* _What this task involves_
Present the data once more in exactly its original form.

Figure data in JSON
** START **
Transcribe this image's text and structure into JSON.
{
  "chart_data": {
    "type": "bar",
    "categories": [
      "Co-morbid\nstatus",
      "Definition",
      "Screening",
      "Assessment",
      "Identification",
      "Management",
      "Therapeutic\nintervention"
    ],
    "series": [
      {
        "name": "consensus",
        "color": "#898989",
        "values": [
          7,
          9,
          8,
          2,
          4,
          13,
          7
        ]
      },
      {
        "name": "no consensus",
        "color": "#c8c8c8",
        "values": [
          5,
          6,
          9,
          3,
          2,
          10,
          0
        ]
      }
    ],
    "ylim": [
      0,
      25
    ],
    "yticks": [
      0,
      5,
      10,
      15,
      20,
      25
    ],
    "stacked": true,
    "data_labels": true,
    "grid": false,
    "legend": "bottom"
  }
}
** END **
* _Response below_
Transcribe this image's text and structure into JSON.
{
  "chart_data": {
    "type": "bar",
    "categories": [
      "Co-morbid\nstatus",
      "Definition",
      "Screening",
      "Assessment",
      "Identification",
      "Management",
      "Therapeutic\nintervention"
    ],
    "series": [
      {
        "name": "consensus",
        "color": "#898989",
        "values": [
          7,
          9,
          8,
          2,
          4,
          13,
          7
        ]
      },
      {
        "name": "no consensus",
        "color": "#c8c8c8",
        "values": [
          5,
          6,
          9,
          3,
          2,
          10,
          0
        ]
      }
    ],
    "ylim": [
      0,
      25
    ],
    "yticks": [
      0,
      5,
      10,
      15,
      20,
      25
    ],
    "stacked": true,
    "data_labels": true,
    "grid": false,
    "legend": "bottom"
  }
}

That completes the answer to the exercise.